■ REQUIREMENT ■
Reproduce the records below in their entirety, character for character.

-- begin GIVEN ENTRIES --

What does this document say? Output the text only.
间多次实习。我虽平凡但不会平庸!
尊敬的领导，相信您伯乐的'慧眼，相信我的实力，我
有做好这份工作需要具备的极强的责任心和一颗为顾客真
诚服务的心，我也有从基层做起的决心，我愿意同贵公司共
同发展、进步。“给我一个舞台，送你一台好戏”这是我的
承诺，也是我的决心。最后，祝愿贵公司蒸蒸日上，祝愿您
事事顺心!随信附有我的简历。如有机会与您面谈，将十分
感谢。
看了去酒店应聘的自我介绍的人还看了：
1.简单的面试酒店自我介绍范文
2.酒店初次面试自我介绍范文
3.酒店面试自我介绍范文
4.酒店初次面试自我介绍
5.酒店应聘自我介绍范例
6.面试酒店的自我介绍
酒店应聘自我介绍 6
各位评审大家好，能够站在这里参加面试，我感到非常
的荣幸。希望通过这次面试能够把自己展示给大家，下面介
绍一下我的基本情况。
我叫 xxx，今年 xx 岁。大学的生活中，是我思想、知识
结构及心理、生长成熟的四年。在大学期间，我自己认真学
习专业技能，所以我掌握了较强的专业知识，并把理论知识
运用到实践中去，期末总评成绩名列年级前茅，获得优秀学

-- end GIVEN ENTRIES --

■ SOLUTION FOR THIS TASK ■
What does this document say? Output the text only.
间多次实习。我虽平凡但不会平庸!
尊敬的领导，相信您伯乐的'慧眼，相信我的实力，我
有做好这份工作需要具备的极强的责任心和一颗为顾客真
诚服务的心，我也有从基层做起的决心，我愿意同贵公司共
同发展、进步。“给我一个舞台，送你一台好戏”这是我的
承诺，也是我的决心。最后，祝愿贵公司蒸蒸日上，祝愿您
事事顺心!随信附有我的简历。如有机会与您面谈，将十分
感谢。
看了去酒店应聘的自我介绍的人还看了：
1.简单的面试酒店自我介绍范文
2.酒店初次面试自我介绍范文
3.酒店面试自我介绍范文
4.酒店初次面试自我介绍
5.酒店应聘自我介绍范例
6.面试酒店的自我介绍
酒店应聘自我介绍 6
各位评审大家好，能够站在这里参加面试，我感到非常
的荣幸。希望通过这次面试能够把自己展示给大家，下面介
绍一下我的基本情况。
我叫 xxx，今年 xx 岁。大学的生活中，是我思想、知识
结构及心理、生长成熟的四年。在大学期间，我自己认真学
习专业技能，所以我掌握了较强的专业知识，并把理论知识
运用到实践中去，期末总评成绩名列年级前茅，获得优秀学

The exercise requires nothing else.